- **What is required**: Seek out every line containing the word "青城人家", and copy each.

########################################

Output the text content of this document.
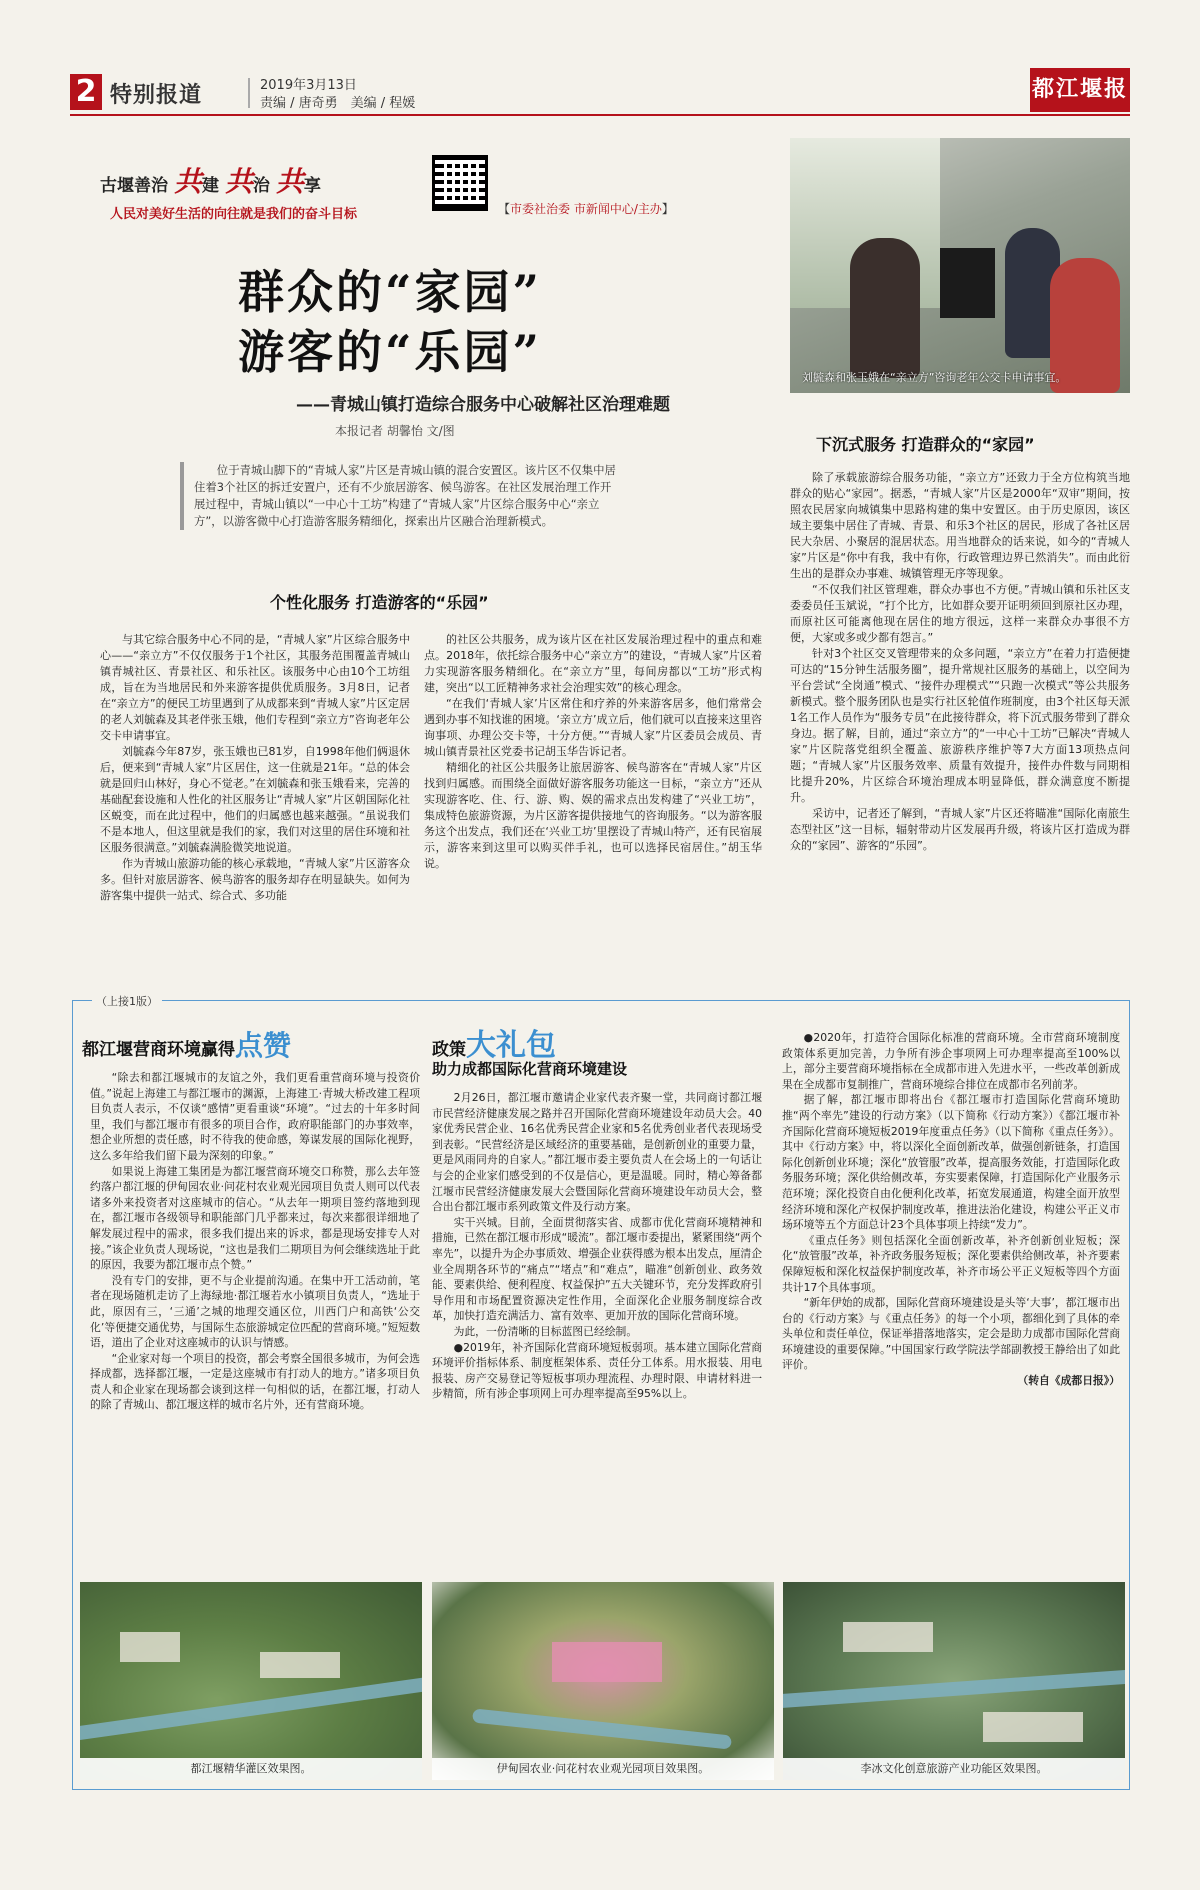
2 特别报道	2019年3月13日
责编 / 唐奇勇　美编 / 程媛
都江堰报
古堰善治 共建 共治 共享
人民对美好生活的向往就是我们的奋斗目标	【市委社治委 市新闻中心/主办】
群众的“家园”
游客的“乐园”
——青城山镇打造综合服务中心破解社区治理难题
本报记者 胡馨怡 文/图
刘毓森和张玉娥在“亲立方”咨询老年公交卡申请事宜。
下沉式服务 打造群众的“家园”
位于青城山脚下的“青城人家”片区是青城山镇的混合安置区。该片区不仅集中居住着3个社区的拆迁安置户，还有不少旅居游客、候鸟游客。在社区发展治理工作开展过程中，青城山镇以“一中心十工坊”构建了“青城人家”片区综合服务中心“亲立方”，以游客微中心打造游客服务精细化，探索出片区融合治理新模式。
个性化服务 打造游客的“乐园”

与其它综合服务中心不同的是，“青城人家”片区综合服务中心——“亲立方”不仅仅服务于1个社区，其服务范围覆盖青城山镇青城社区、青景社区、和乐社区。该服务中心由10个工坊组成，旨在为当地居民和外来游客提供优质服务。3月8日，记者在“亲立方”的便民工坊里遇到了从成都来到“青城人家”片区定居的老人刘毓森及其老伴张玉娥，他们专程到“亲立方”咨询老年公交卡申请事宜。

刘毓森今年87岁，张玉娥也已81岁，自1998年他们俩退休后，便来到“青城人家”片区居住，这一住就是21年。“总的体会就是回归山林好，身心不觉老。”在刘毓森和张玉娥看来，完善的基础配套设施和人性化的社区服务让“青城人家”片区朝国际化社区蜕变，而在此过程中，他们的归属感也越来越强。“虽说我们不是本地人，但这里就是我们的家，我们对这里的居住环境和社区服务很满意。”刘毓森满脸微笑地说道。

作为青城山旅游功能的核心承载地，“青城人家”片区游客众多。但针对旅居游客、候鸟游客的服务却存在明显缺失。如何为游客集中提供一站式、综合式、多功能

的社区公共服务，成为该片区在社区发展治理过程中的重点和难点。2018年，依托综合服务中心“亲立方”的建设，“青城人家”片区着力实现游客服务精细化。在“亲立方”里，每间房都以“工坊”形式构建，突出“以工匠精神务求社会治理实效”的核心理念。

“在我们‘青城人家’片区常住和疗养的外来游客居多，他们常常会遇到办事不知找谁的困境。‘亲立方’成立后，他们就可以直接来这里咨询事项、办理公交卡等，十分方便。”“青城人家”片区委员会成员、青城山镇青景社区党委书记胡玉华告诉记者。

精细化的社区公共服务让旅居游客、候鸟游客在“青城人家”片区找到归属感。而围绕全面做好游客服务功能这一目标，“亲立方”还从实现游客吃、住、行、游、购、娱的需求点出发构建了“兴业工坊”，集成特色旅游资源，为片区游客提供接地气的咨询服务。“以为游客服务这个出发点，我们还在‘兴业工坊’里摆设了青城山特产，还有民宿展示，游客来到这里可以购买伴手礼，也可以选择民宿居住。”胡玉华说。

除了承载旅游综合服务功能，“亲立方”还致力于全方位构筑当地群众的贴心“家园”。据悉，“青城人家”片区是2000年“双审”期间，按照农民居家向城镇集中思路构建的集中安置区。由于历史原因，该区域主要集中居住了青城、青景、和乐3个社区的居民，形成了各社区居民大杂居、小聚居的混居状态。用当地群众的话来说，如今的“青城人家”片区是“你中有我，我中有你，行政管理边界已然消失”。而由此衍生出的是群众办事难、城镇管理无序等现象。

“不仅我们社区管理难，群众办事也不方便。”青城山镇和乐社区支委委员任玉斌说，“打个比方，比如群众要开证明须回到原社区办理，而原社区可能离他现在居住的地方很远，这样一来群众办事很不方便，大家或多或少都有怨言。”

针对3个社区交叉管理带来的众多问题，“亲立方”在着力打造便捷可达的“15分钟生活服务圈”，提升常规社区服务的基础上，以空间为平台尝试“全岗通”模式、“接件办理模式”“只跑一次模式”等公共服务新模式。整个服务团队也是实行社区轮值作班制度，由3个社区每天派1名工作人员作为“服务专员”在此接待群众，将下沉式服务带到了群众身边。据了解，目前，通过“亲立方”的“一中心十工坊”已解决“青城人家”片区院落党组织全覆盖、旅游秩序维护等7大方面13项热点问题；“青城人家”片区服务效率、质量有效提升，接件办件数与同期相比提升20%，片区综合环境治理成本明显降低，群众满意度不断提升。

采访中，记者还了解到，“青城人家”片区还将瞄准“国际化南旅生态型社区”这一目标，辐射带动片区发展再升级，将该片区打造成为群众的“家园”、游客的“乐园”。

（上接1版）
都江堰营商环境赢得点赞	政策大礼包
助力成都国际化营商环境建设

“除去和都江堰城市的友谊之外，我们更看重营商环境与投资价值。”说起上海建工与都江堰市的渊源，上海建工·青城大桥改建工程项目负责人表示，不仅谈“感情”更看重谈“环境”。“过去的十年多时间里，我们与都江堰市有很多的项目合作，政府职能部门的办事效率，想企业所想的责任感，时不待我的使命感，筹谋发展的国际化视野，这么多年给我们留下最为深刻的印象。”

如果说上海建工集团是为都江堰营商环境交口称赞，那么去年签约落户都江堰的伊甸园农业·问花村农业观光园项目负责人则可以代表诸多外来投资者对这座城市的信心。“从去年一期项目签约落地到现在，都江堰市各级领导和职能部门几乎都来过，每次来都很详细地了解发展过程中的需求，很多我们提出来的诉求，都是现场安排专人对接。”该企业负责人现场说，“这也是我们二期项目为何会继续选址于此的原因，我要为都江堰市点个赞。”

没有专门的安排，更不与企业提前沟通。在集中开工活动前，笔者在现场随机走访了上海绿地·都江堰若水小镇项目负责人，“选址于此，原因有三，‘三通’之城的地理交通区位，川西门户和高铁‘公交化’等便捷交通优势，与国际生态旅游城定位匹配的营商环境。”短短数语，道出了企业对这座城市的认识与情感。

“企业家对每一个项目的投资，都会考察全国很多城市，为何会选择成都，选择都江堰，一定是这座城市有打动人的地方。”诸多项目负责人和企业家在现场都会谈到这样一句相似的话，在都江堰，打动人的除了青城山、都江堰这样的城市名片外，还有营商环境。

2月26日，都江堰市邀请企业家代表齐聚一堂，共同商讨都江堰市民营经济健康发展之路并召开国际化营商环境建设年动员大会。40家优秀民营企业、16名优秀民营企业家和5名优秀创业者代表现场受到表彰。“民营经济是区域经济的重要基础，是创新创业的重要力量，更是风雨同舟的自家人。”都江堰市委主要负责人在会场上的一句话让与会的企业家们感受到的不仅是信心，更是温暖。同时，精心筹备都江堰市民营经济健康发展大会暨国际化营商环境建设年动员大会，整合出台都江堰市系列政策文件及行动方案。

实干兴城。目前，全面贯彻落实省、成都市优化营商环境精神和措施，已然在都江堰市形成“暖流”。都江堰市委提出，紧紧围绕“两个率先”，以提升为企办事质效、增强企业获得感为根本出发点，厘清企业全周期各环节的“痛点”“堵点”和“难点”，瞄准“创新创业、政务效能、要素供给、便利程度、权益保护”五大关键环节，充分发挥政府引导作用和市场配置资源决定性作用，全面深化企业服务制度综合改革，加快打造充满活力、富有效率、更加开放的国际化营商环境。

为此，一份清晰的目标蓝图已经绘制。

●2019年，补齐国际化营商环境短板弱项。基本建立国际化营商环境评价指标体系、制度框架体系、责任分工体系。用水报装、用电报装、房产交易登记等短板事项办理流程、办理时限、申请材料进一步精简，所有涉企事项网上可办理率提高至95%以上。

●2020年，打造符合国际化标准的营商环境。全市营商环境制度政策体系更加完善，力争所有涉企事项网上可办理率提高至100%以上，部分主要营商环境指标在全成都市进入先进水平，一些改革创新成果在全成都市复制推广，营商环境综合排位在成都市名列前茅。

据了解，都江堰市即将出台《都江堰市打造国际化营商环境助推“两个率先”建设的行动方案》（以下简称《行动方案》）《都江堰市补齐国际化营商环境短板2019年度重点任务》（以下简称《重点任务》）。其中《行动方案》中，将以深化全面创新改革，做强创新链条，打造国际化创新创业环境；深化“放管服”改革，提高服务效能，打造国际化政务服务环境；深化供给侧改革，夯实要素保障，打造国际化产业服务示范环境；深化投资自由化便利化改革，拓宽发展通道，构建全面开放型经济环境和深化产权保护制度改革，推进法治化建设，构建公平正义市场环境等五个方面总计23个具体事项上持续“发力”。

《重点任务》则包括深化全面创新改革，补齐创新创业短板；深化“放管服”改革，补齐政务服务短板；深化要素供给侧改革，补齐要素保障短板和深化权益保护制度改革，补齐市场公平正义短板等四个方面共计17个具体事项。

“新年伊始的成都，国际化营商环境建设是头等‘大事’，都江堰市出台的《行动方案》与《重点任务》的每一个小项，都细化到了具体的牵头单位和责任单位，保证举措落地落实，定会是助力成都市国际化营商环境建设的重要保障。”中国国家行政学院法学部副教授王静给出了如此评价。

（转自《成都日报》）

都江堰精华灌区效果图。	伊甸园农业·问花村农业观光园项目效果图。	李冰文化创意旅游产业功能区效果图。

########################################

- **Finished answer**:
位于青城山脚下的“青城人家”片区是青城山镇的混合安置区。该片区不仅集中居住着3个社区的拆迁安置户，还有不少旅居游客、候鸟游客。在社区发展治理工作开展过程中，青城山镇以“一中心十工坊”构建了“青城人家”片区综合服务中心“亲立方”，以游客微中心打造游客服务精细化，探索出片区融合治理新模式。
与其它综合服务中心不同的是，“青城人家”片区综合服务中心——“亲立方”不仅仅服务于1个社区，其服务范围覆盖青城山镇青城社区、青景社区、和乐社区。该服务中心由10个工坊组成，旨在为当地居民和外来游客提供优质服务。3月8日，记者在“亲立方”的便民工坊里遇到了从成都来到“青城人家”片区定居的老人刘毓森及其老伴张玉娥，他们专程到“亲立方”咨询老年公交卡申请事宜。
刘毓森今年87岁，张玉娥也已81岁，自1998年他们俩退休后，便来到“青城人家”片区居住，这一住就是21年。“总的体会就是回归山林好，身心不觉老。”在刘毓森和张玉娥看来，完善的基础配套设施和人性化的社区服务让“青城人家”片区朝国际化社区蜕变，而在此过程中，他们的归属感也越来越强。“虽说我们不是本地人，但这里就是我们的家，我们对这里的居住环境和社区服务很满意。”刘毓森满脸微笑地说道。
作为青城山旅游功能的核心承载地，“青城人家”片区游客众多。但针对旅居游客、候鸟游客的服务却存在明显缺失。如何为游客集中提供一站式、综合式、多功能
的社区公共服务，成为该片区在社区发展治理过程中的重点和难点。2018年，依托综合服务中心“亲立方”的建设，“青城人家”片区着力实现游客服务精细化。在“亲立方”里，每间房都以“工坊”形式构建，突出“以工匠精神务求社会治理实效”的核心理念。
“在我们‘青城人家’片区常住和疗养的外来游客居多，他们常常会遇到办事不知找谁的困境。‘亲立方’成立后，他们就可以直接来这里咨询事项、办理公交卡等，十分方便。”“青城人家”片区委员会成员、青城山镇青景社区党委书记胡玉华告诉记者。
精细化的社区公共服务让旅居游客、候鸟游客在“青城人家”片区找到归属感。而围绕全面做好游客服务功能这一目标，“亲立方”还从实现游客吃、住、行、游、购、娱的需求点出发构建了“兴业工坊”，集成特色旅游资源，为片区游客提供接地气的咨询服务。“以为游客服务这个出发点，我们还在‘兴业工坊’里摆设了青城山特产，还有民宿展示，游客来到这里可以购买伴手礼，也可以选择民宿居住。”胡玉华说。
除了承载旅游综合服务功能，“亲立方”还致力于全方位构筑当地群众的贴心“家园”。据悉，“青城人家”片区是2000年“双审”期间，按照农民居家向城镇集中思路构建的集中安置区。由于历史原因，该区域主要集中居住了青城、青景、和乐3个社区的居民，形成了各社区居民大杂居、小聚居的混居状态。用当地群众的话来说，如今的“青城人家”片区是“你中有我，我中有你，行政管理边界已然消失”。而由此衍生出的是群众办事难、城镇管理无序等现象。
针对3个社区交叉管理带来的众多问题，“亲立方”在着力打造便捷可达的“15分钟生活服务圈”，提升常规社区服务的基础上，以空间为平台尝试“全岗通”模式、“接件办理模式”“只跑一次模式”等公共服务新模式。整个服务团队也是实行社区轮值作班制度，由3个社区每天派1名工作人员作为“服务专员”在此接待群众，将下沉式服务带到了群众身边。据了解，目前，通过“亲立方”的“一中心十工坊”已解决“青城人家”片区院落党组织全覆盖、旅游秩序维护等7大方面13项热点问题；“青城人家”片区服务效率、质量有效提升，接件办件数与同期相比提升20%，片区综合环境治理成本明显降低，群众满意度不断提升。
采访中，记者还了解到，“青城人家”片区还将瞄准“国际化南旅生态型社区”这一目标，辐射带动片区发展再升级，将该片区打造成为群众的“家园”、游客的“乐园”。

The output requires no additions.